◆ Directive ◆
Quote, verbatim, all material below, without pictures.

==========

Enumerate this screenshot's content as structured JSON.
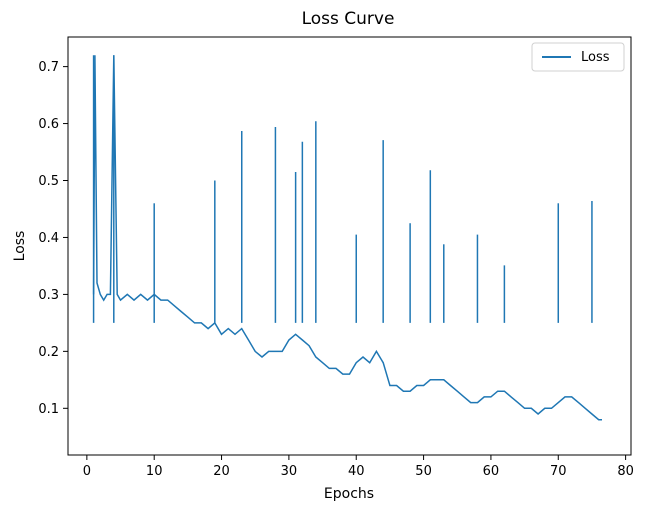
{
  "chart_data": {
    "type": "line",
    "title": "Loss Curve",
    "xlabel": "Epochs",
    "ylabel": "Loss",
    "xlim": [
      -2.8,
      80.8
    ],
    "ylim": [
      0.018,
      0.752
    ],
    "xticks": [
      0,
      10,
      20,
      30,
      40,
      50,
      60,
      70,
      80
    ],
    "yticks": [
      0.1,
      0.2,
      0.3,
      0.4,
      0.5,
      0.6,
      0.7
    ],
    "ytick_labels": [
      "0.1",
      "0.2",
      "0.3",
      "0.4",
      "0.5",
      "0.6",
      "0.7"
    ],
    "grid": false,
    "legend": {
      "position": "top-right",
      "entries": [
        "Loss"
      ]
    },
    "series": [
      {
        "name": "Loss",
        "color": "#1f77b4",
        "x": [
          1.0,
          1.2,
          1.5,
          2.0,
          2.5,
          3.0,
          3.5,
          4.0,
          4.5,
          5.0,
          6.0,
          7.0,
          8.0,
          9.0,
          10.0,
          11.0,
          12.0,
          13.0,
          14.0,
          15.0,
          16.0,
          17.0,
          18.0,
          19.0,
          20.0,
          21.0,
          22.0,
          23.0,
          24.0,
          25.0,
          26.0,
          27.0,
          28.0,
          29.0,
          30.0,
          31.0,
          32.0,
          33.0,
          34.0,
          35.0,
          36.0,
          37.0,
          38.0,
          39.0,
          40.0,
          41.0,
          42.0,
          43.0,
          44.0,
          45.0,
          46.0,
          47.0,
          48.0,
          49.0,
          50.0,
          51.0,
          52.0,
          53.0,
          54.0,
          55.0,
          56.0,
          57.0,
          58.0,
          59.0,
          60.0,
          61.0,
          62.0,
          63.0,
          64.0,
          65.0,
          66.0,
          67.0,
          68.0,
          69.0,
          70.0,
          71.0,
          72.0,
          73.0,
          74.0,
          75.0,
          76.0,
          76.5
        ],
        "y": [
          0.3,
          0.72,
          0.32,
          0.3,
          0.29,
          0.3,
          0.3,
          0.72,
          0.3,
          0.29,
          0.3,
          0.29,
          0.3,
          0.29,
          0.3,
          0.29,
          0.29,
          0.28,
          0.27,
          0.26,
          0.25,
          0.25,
          0.24,
          0.25,
          0.23,
          0.24,
          0.23,
          0.24,
          0.22,
          0.2,
          0.19,
          0.2,
          0.2,
          0.2,
          0.22,
          0.23,
          0.22,
          0.21,
          0.19,
          0.18,
          0.17,
          0.17,
          0.16,
          0.16,
          0.18,
          0.19,
          0.18,
          0.2,
          0.18,
          0.14,
          0.14,
          0.13,
          0.13,
          0.14,
          0.14,
          0.15,
          0.15,
          0.15,
          0.14,
          0.13,
          0.12,
          0.11,
          0.11,
          0.12,
          0.12,
          0.13,
          0.13,
          0.12,
          0.11,
          0.1,
          0.1,
          0.09,
          0.1,
          0.1,
          0.11,
          0.12,
          0.12,
          0.11,
          0.1,
          0.09,
          0.08,
          0.08
        ]
      }
    ],
    "spikes": [
      {
        "x": 1.0,
        "y": 0.72
      },
      {
        "x": 4.0,
        "y": 0.72
      },
      {
        "x": 10.0,
        "y": 0.46
      },
      {
        "x": 19.0,
        "y": 0.5
      },
      {
        "x": 23.0,
        "y": 0.587
      },
      {
        "x": 28.0,
        "y": 0.594
      },
      {
        "x": 31.0,
        "y": 0.515
      },
      {
        "x": 32.0,
        "y": 0.568
      },
      {
        "x": 34.0,
        "y": 0.604
      },
      {
        "x": 40.0,
        "y": 0.405
      },
      {
        "x": 44.0,
        "y": 0.571
      },
      {
        "x": 48.0,
        "y": 0.425
      },
      {
        "x": 51.0,
        "y": 0.518
      },
      {
        "x": 53.0,
        "y": 0.388
      },
      {
        "x": 58.0,
        "y": 0.405
      },
      {
        "x": 62.0,
        "y": 0.351
      },
      {
        "x": 70.0,
        "y": 0.46
      },
      {
        "x": 75.0,
        "y": 0.464
      }
    ]
  }
}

==========

◆ Written solution ◆
Enumerate this screenshot's content as structured JSON.
{
  "chart_data": {
    "type": "line",
    "title": "Loss Curve",
    "xlabel": "Epochs",
    "ylabel": "Loss",
    "xlim": [
      -2.8,
      80.8
    ],
    "ylim": [
      0.018,
      0.752
    ],
    "xticks": [
      0,
      10,
      20,
      30,
      40,
      50,
      60,
      70,
      80
    ],
    "yticks": [
      0.1,
      0.2,
      0.3,
      0.4,
      0.5,
      0.6,
      0.7
    ],
    "ytick_labels": [
      "0.1",
      "0.2",
      "0.3",
      "0.4",
      "0.5",
      "0.6",
      "0.7"
    ],
    "grid": false,
    "legend": {
      "position": "top-right",
      "entries": [
        "Loss"
      ]
    },
    "series": [
      {
        "name": "Loss",
        "color": "#1f77b4",
        "x": [
          1.0,
          1.2,
          1.5,
          2.0,
          2.5,
          3.0,
          3.5,
          4.0,
          4.5,
          5.0,
          6.0,
          7.0,
          8.0,
          9.0,
          10.0,
          11.0,
          12.0,
          13.0,
          14.0,
          15.0,
          16.0,
          17.0,
          18.0,
          19.0,
          20.0,
          21.0,
          22.0,
          23.0,
          24.0,
          25.0,
          26.0,
          27.0,
          28.0,
          29.0,
          30.0,
          31.0,
          32.0,
          33.0,
          34.0,
          35.0,
          36.0,
          37.0,
          38.0,
          39.0,
          40.0,
          41.0,
          42.0,
          43.0,
          44.0,
          45.0,
          46.0,
          47.0,
          48.0,
          49.0,
          50.0,
          51.0,
          52.0,
          53.0,
          54.0,
          55.0,
          56.0,
          57.0,
          58.0,
          59.0,
          60.0,
          61.0,
          62.0,
          63.0,
          64.0,
          65.0,
          66.0,
          67.0,
          68.0,
          69.0,
          70.0,
          71.0,
          72.0,
          73.0,
          74.0,
          75.0,
          76.0,
          76.5
        ],
        "y": [
          0.3,
          0.72,
          0.32,
          0.3,
          0.29,
          0.3,
          0.3,
          0.72,
          0.3,
          0.29,
          0.3,
          0.29,
          0.3,
          0.29,
          0.3,
          0.29,
          0.29,
          0.28,
          0.27,
          0.26,
          0.25,
          0.25,
          0.24,
          0.25,
          0.23,
          0.24,
          0.23,
          0.24,
          0.22,
          0.2,
          0.19,
          0.2,
          0.2,
          0.2,
          0.22,
          0.23,
          0.22,
          0.21,
          0.19,
          0.18,
          0.17,
          0.17,
          0.16,
          0.16,
          0.18,
          0.19,
          0.18,
          0.2,
          0.18,
          0.14,
          0.14,
          0.13,
          0.13,
          0.14,
          0.14,
          0.15,
          0.15,
          0.15,
          0.14,
          0.13,
          0.12,
          0.11,
          0.11,
          0.12,
          0.12,
          0.13,
          0.13,
          0.12,
          0.11,
          0.1,
          0.1,
          0.09,
          0.1,
          0.1,
          0.11,
          0.12,
          0.12,
          0.11,
          0.1,
          0.09,
          0.08,
          0.08
        ]
      }
    ],
    "spikes": [
      {
        "x": 1.0,
        "y": 0.72
      },
      {
        "x": 4.0,
        "y": 0.72
      },
      {
        "x": 10.0,
        "y": 0.46
      },
      {
        "x": 19.0,
        "y": 0.5
      },
      {
        "x": 23.0,
        "y": 0.587
      },
      {
        "x": 28.0,
        "y": 0.594
      },
      {
        "x": 31.0,
        "y": 0.515
      },
      {
        "x": 32.0,
        "y": 0.568
      },
      {
        "x": 34.0,
        "y": 0.604
      },
      {
        "x": 40.0,
        "y": 0.405
      },
      {
        "x": 44.0,
        "y": 0.571
      },
      {
        "x": 48.0,
        "y": 0.425
      },
      {
        "x": 51.0,
        "y": 0.518
      },
      {
        "x": 53.0,
        "y": 0.388
      },
      {
        "x": 58.0,
        "y": 0.405
      },
      {
        "x": 62.0,
        "y": 0.351
      },
      {
        "x": 70.0,
        "y": 0.46
      },
      {
        "x": 75.0,
        "y": 0.464
      }
    ]
  }
}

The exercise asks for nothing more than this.